= Chiripula Stephenson =

John Edward "Chiripula" Stephenson (born 1873 or 1876) was a figure in the expansion of British colonial control in Northern Rhodesia (now Zambia) and surrounding areas during the early part of the 20th century.

Stephenson was born in northern England and raised along the Tyne. In 1896 he came to Kimberly, Cape Colony. By 1898 he had gone to Bulawayo, where he became a telegraph clerk. Cecil Rhodes appointed him the joint leader of an expedition into previously unexplored territory. He was accompanied on this trip by 120 porters and his pet baboon. The expedition claimed for the Company large areas of what are now the Zambian copper fields. He eventually left the Company and built his mansion in the remote bush where he became a revered figure by the local community. He was given the name Chirupula ("he who smites") by the local tribe who regarded him a god.

On his journey to Blantyre he fell ill will malaria. Later, while in Blantyre area he married Loti, a Ngoni woman. He later worked in the British South African Company extension of power into Chipata under Robert Edward Codrington.

With Francis Jones, he later led the expansion of British colonial power among the speakers of the Lala-Bisa language. During this period Stephenson became polygamous, marrying Mwape-Chiwali, a princess of the Lala royal family, and taking a total of three African wives (concurrently), including a slave girl he rescued; he fathered a total of nine children.

*RAW RECORDS:*
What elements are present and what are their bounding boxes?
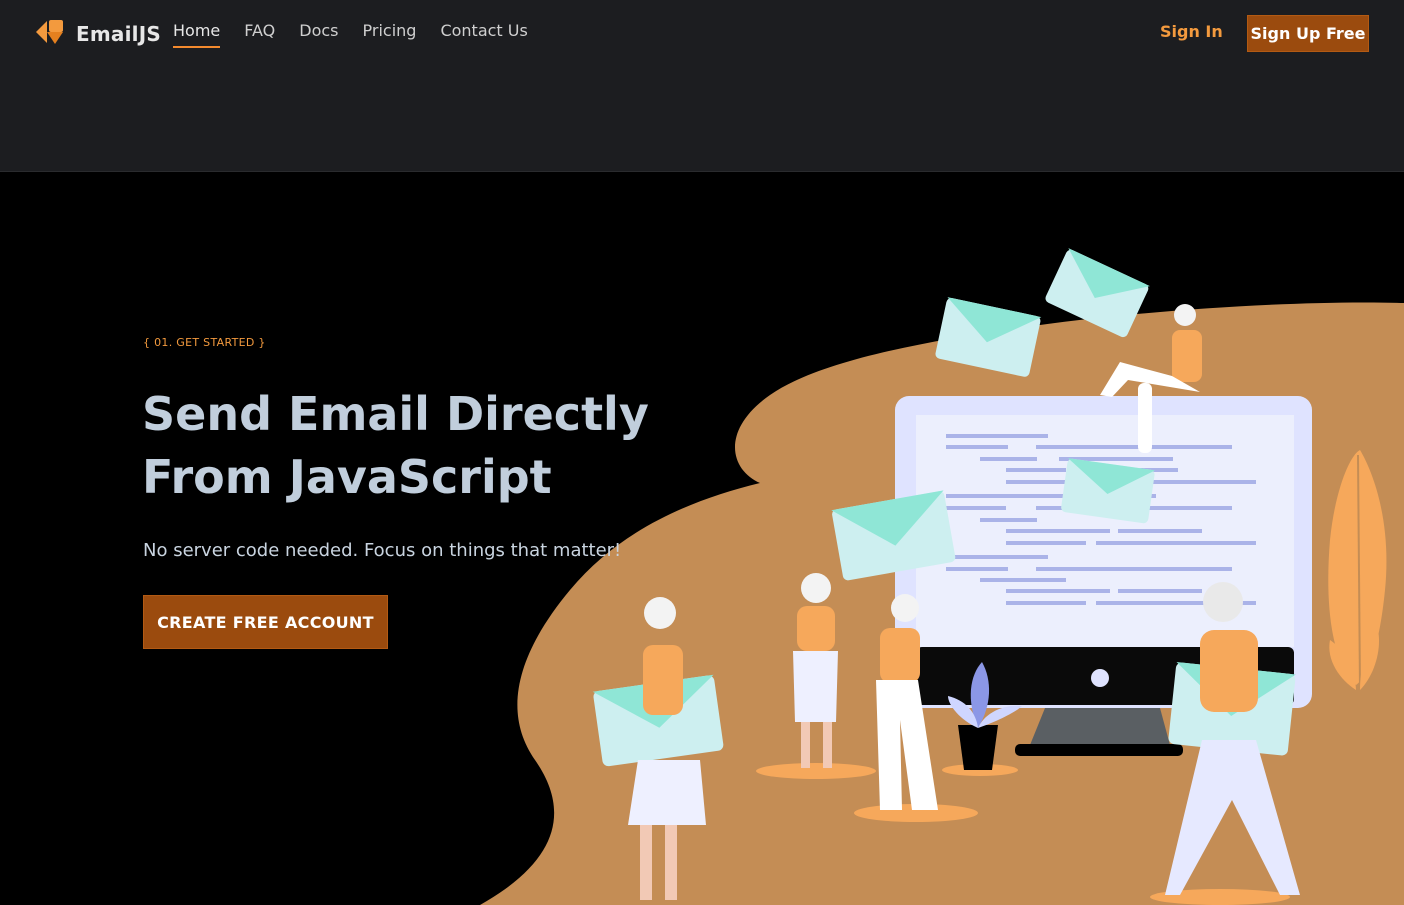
brand-name: EmailJS [76, 22, 161, 46]
sign-in-link[interactable]: Sign In [1160, 22, 1223, 41]
hero-subtitle: No server code needed. Focus on things t… [143, 540, 622, 561]
hero-illustration [480, 248, 1404, 905]
nav-docs[interactable]: Docs [299, 21, 338, 48]
hero-title-line1: Send Email Directly [142, 387, 649, 441]
section-eyebrow: { 01. GET STARTED } [143, 336, 266, 349]
nav-contact-us[interactable]: Contact Us [440, 21, 527, 48]
nav-pricing[interactable]: Pricing [363, 21, 417, 48]
hero-title: Send Email Directly From JavaScript [142, 383, 702, 509]
create-account-button[interactable]: CREATE FREE ACCOUNT [143, 595, 388, 649]
main-nav: Home FAQ Docs Pricing Contact Us [173, 21, 528, 48]
hero-title-line2: From JavaScript [142, 450, 552, 504]
brand[interactable]: EmailJS [36, 18, 161, 50]
emailjs-logo-icon [36, 18, 66, 50]
sign-up-button[interactable]: Sign Up Free [1247, 15, 1369, 52]
nav-faq[interactable]: FAQ [244, 21, 275, 48]
nav-home[interactable]: Home [173, 21, 221, 48]
top-header: EmailJS Home FAQ Docs Pricing Contact Us… [0, 0, 1404, 172]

*REQUIREMENTS:*
Write the next part of the Chiripula Stephenson biography above, picking up after its final sentence.

*ANSWER:*
He published his own cyclostyled magazine called “Chiripula’s Gazette “. which ran for fifty-two numbers during 1948 and 1949. This was written "in the most incomprehensible English, tortuous, full of parentheses, exclamation marks, dots and irrelevancies. But hidden away in its mass of verbiage are valuable sidelights on the history of Northern Rhodesia - but it is agony to dig them out." He also wrote an autobiography, "Chirupula's Tale"

Stephenson founded the city of Ndola.

In an obituary after his death in 1957, the Central African Post recorded "Africa said farewell to one of her greatest adopted sons, the telegraph clerk who 60 years ago answered Cecil Rhode's call to go North."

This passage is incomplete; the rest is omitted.